The problem: Pull out every line in the data that has the string "Cumulative" in it.

Records provided:
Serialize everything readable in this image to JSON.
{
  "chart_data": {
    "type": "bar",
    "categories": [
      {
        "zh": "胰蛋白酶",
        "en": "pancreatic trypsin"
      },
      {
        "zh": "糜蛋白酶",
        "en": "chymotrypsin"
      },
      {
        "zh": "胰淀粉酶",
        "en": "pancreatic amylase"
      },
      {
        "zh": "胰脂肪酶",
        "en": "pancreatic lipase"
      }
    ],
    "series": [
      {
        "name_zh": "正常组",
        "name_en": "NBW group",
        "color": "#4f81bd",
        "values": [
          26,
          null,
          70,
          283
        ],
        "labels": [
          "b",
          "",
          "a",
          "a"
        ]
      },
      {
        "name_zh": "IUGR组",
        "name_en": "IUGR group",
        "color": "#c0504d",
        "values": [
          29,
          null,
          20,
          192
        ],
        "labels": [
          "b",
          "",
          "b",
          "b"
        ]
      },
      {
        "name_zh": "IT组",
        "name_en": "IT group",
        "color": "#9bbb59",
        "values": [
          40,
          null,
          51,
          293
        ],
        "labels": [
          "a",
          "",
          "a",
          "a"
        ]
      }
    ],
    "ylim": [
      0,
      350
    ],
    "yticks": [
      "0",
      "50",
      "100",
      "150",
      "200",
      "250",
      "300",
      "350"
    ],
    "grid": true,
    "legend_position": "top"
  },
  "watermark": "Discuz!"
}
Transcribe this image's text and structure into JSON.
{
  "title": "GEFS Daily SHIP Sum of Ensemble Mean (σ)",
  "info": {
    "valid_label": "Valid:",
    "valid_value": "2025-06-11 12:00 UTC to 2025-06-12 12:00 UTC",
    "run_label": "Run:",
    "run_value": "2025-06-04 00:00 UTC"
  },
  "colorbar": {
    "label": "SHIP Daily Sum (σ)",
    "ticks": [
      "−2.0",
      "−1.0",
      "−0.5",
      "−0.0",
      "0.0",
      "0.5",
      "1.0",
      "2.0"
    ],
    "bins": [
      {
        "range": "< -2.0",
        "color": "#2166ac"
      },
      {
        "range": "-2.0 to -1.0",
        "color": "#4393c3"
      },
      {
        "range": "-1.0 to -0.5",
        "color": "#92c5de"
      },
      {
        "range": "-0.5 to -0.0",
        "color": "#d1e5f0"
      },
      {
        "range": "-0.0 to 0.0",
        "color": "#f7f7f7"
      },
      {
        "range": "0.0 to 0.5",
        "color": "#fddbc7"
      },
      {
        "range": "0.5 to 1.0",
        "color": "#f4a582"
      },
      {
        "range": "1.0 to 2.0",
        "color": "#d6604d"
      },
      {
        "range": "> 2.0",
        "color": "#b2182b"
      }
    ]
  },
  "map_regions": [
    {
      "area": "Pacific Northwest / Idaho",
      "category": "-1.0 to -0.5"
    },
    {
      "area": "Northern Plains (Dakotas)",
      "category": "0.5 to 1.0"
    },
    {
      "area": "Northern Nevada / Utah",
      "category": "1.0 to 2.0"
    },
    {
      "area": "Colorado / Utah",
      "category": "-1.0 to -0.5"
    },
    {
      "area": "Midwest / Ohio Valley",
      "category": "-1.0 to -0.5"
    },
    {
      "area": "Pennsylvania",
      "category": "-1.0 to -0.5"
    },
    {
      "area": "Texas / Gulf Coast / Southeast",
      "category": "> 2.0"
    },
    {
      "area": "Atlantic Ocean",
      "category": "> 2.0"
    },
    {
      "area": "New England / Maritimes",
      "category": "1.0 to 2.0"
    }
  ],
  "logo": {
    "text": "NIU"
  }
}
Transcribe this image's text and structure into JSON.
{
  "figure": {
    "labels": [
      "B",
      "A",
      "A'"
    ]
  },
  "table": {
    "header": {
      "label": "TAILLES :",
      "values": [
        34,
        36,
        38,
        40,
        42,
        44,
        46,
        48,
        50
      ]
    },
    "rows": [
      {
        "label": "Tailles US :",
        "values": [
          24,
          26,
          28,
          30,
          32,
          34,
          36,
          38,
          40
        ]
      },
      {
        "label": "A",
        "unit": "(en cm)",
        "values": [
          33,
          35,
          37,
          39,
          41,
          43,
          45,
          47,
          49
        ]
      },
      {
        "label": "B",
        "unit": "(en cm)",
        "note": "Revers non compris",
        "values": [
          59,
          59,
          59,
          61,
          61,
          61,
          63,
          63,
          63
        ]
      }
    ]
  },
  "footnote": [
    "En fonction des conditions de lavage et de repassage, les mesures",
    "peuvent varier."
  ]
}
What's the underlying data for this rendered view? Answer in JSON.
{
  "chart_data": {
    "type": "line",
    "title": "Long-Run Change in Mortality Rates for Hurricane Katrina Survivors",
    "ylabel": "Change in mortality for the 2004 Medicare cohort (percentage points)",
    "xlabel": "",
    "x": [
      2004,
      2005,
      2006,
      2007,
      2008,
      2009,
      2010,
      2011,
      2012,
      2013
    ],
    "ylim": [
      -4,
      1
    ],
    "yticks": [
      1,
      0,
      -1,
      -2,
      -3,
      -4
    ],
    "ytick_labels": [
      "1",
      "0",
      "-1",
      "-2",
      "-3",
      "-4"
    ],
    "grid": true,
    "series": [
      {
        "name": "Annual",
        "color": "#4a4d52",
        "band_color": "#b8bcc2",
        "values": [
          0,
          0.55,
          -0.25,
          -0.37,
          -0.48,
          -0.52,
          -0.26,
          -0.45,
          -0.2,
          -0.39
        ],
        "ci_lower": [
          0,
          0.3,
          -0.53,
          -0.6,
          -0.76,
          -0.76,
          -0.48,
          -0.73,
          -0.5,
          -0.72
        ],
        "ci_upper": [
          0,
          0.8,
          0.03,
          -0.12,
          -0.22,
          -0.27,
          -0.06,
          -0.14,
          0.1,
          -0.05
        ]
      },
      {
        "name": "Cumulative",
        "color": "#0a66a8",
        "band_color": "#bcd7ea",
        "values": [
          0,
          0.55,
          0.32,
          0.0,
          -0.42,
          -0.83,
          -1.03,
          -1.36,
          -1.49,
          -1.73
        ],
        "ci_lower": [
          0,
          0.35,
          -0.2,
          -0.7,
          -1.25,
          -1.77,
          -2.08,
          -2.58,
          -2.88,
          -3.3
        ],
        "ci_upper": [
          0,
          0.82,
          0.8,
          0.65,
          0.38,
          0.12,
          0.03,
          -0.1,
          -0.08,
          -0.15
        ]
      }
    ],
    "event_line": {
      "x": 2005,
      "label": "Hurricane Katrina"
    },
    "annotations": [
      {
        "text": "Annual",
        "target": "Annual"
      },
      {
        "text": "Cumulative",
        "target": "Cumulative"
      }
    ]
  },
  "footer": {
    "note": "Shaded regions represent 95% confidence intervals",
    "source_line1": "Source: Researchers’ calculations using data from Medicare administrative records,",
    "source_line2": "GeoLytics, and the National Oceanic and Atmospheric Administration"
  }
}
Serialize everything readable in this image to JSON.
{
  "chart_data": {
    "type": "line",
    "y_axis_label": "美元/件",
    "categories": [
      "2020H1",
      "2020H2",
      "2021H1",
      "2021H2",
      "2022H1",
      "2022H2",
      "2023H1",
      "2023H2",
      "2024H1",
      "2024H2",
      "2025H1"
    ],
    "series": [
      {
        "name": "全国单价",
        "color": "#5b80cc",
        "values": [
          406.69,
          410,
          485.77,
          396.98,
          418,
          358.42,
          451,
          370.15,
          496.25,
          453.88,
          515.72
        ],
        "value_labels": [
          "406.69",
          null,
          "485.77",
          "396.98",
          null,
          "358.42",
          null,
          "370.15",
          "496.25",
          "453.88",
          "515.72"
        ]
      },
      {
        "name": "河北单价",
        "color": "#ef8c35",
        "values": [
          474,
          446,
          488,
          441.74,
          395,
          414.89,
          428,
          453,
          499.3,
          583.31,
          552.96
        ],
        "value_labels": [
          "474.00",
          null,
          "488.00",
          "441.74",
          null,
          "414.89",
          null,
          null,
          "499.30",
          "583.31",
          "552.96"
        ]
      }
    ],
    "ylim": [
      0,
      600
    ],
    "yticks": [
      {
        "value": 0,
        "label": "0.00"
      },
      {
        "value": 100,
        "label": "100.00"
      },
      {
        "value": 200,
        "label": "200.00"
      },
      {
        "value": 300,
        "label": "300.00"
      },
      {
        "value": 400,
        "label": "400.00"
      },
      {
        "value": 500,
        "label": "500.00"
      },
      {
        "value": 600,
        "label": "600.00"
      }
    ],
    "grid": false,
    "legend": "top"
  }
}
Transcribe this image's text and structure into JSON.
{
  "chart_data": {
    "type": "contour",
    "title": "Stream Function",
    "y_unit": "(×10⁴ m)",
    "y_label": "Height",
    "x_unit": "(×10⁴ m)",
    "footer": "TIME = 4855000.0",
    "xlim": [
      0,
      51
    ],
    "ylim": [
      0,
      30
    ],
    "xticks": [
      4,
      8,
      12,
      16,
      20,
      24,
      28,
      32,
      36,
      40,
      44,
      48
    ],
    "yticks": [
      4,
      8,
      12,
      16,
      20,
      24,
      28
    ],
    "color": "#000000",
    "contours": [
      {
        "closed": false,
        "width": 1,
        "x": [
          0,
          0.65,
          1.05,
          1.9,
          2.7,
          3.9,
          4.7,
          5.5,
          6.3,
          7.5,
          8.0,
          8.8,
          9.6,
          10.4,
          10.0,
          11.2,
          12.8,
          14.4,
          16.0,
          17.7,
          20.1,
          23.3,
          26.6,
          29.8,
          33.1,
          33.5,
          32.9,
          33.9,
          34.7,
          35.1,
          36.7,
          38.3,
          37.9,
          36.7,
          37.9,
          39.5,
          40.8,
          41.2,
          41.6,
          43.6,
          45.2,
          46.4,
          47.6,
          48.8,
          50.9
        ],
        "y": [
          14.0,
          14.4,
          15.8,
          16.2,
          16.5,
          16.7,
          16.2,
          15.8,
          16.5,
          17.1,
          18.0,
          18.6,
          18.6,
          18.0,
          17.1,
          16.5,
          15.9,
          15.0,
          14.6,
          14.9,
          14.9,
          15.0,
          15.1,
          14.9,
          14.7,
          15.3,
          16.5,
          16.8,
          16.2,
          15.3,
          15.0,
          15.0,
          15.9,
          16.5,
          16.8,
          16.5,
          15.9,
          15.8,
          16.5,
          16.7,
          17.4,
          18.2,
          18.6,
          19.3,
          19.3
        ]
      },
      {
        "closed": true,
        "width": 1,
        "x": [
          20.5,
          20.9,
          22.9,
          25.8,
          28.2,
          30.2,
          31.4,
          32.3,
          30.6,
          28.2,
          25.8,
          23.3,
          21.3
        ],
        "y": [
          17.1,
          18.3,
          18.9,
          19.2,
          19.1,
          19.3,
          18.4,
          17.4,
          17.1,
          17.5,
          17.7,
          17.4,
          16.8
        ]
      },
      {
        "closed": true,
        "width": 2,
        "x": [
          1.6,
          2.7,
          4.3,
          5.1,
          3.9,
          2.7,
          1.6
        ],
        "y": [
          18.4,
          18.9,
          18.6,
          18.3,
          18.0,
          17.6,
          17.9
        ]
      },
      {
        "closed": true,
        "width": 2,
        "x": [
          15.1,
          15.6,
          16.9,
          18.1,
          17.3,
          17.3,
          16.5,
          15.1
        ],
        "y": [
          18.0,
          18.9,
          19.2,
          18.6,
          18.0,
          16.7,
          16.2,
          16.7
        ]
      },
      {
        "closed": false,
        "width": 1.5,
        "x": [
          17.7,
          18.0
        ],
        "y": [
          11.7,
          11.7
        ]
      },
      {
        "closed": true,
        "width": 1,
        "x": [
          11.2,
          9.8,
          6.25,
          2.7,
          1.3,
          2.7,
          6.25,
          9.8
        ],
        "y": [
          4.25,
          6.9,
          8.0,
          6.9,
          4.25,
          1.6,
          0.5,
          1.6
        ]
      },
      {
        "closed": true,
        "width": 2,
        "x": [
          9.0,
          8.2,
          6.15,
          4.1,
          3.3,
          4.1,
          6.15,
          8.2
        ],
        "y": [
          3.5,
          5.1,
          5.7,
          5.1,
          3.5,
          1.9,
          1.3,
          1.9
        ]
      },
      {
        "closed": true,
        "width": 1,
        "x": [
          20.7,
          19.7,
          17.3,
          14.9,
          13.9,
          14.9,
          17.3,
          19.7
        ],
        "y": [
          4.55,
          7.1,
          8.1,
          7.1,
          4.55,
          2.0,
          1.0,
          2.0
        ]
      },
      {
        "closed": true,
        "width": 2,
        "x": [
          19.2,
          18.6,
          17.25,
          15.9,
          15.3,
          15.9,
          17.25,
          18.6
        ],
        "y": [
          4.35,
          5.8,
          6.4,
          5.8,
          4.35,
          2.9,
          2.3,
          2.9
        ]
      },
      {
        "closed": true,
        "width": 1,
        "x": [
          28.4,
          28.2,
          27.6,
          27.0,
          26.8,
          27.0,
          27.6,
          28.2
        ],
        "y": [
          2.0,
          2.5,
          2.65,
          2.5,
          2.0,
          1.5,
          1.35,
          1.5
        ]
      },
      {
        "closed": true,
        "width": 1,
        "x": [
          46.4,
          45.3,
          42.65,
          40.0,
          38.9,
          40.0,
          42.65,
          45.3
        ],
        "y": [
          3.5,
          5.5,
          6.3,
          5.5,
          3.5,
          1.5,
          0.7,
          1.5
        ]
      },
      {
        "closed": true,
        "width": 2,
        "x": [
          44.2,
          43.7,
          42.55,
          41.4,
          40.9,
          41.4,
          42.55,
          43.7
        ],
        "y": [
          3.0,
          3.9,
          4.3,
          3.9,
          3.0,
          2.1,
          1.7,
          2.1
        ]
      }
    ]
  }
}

Solution for this task:
        "name": "Cumulative",
        "text": "Cumulative",
        "target": "Cumulative"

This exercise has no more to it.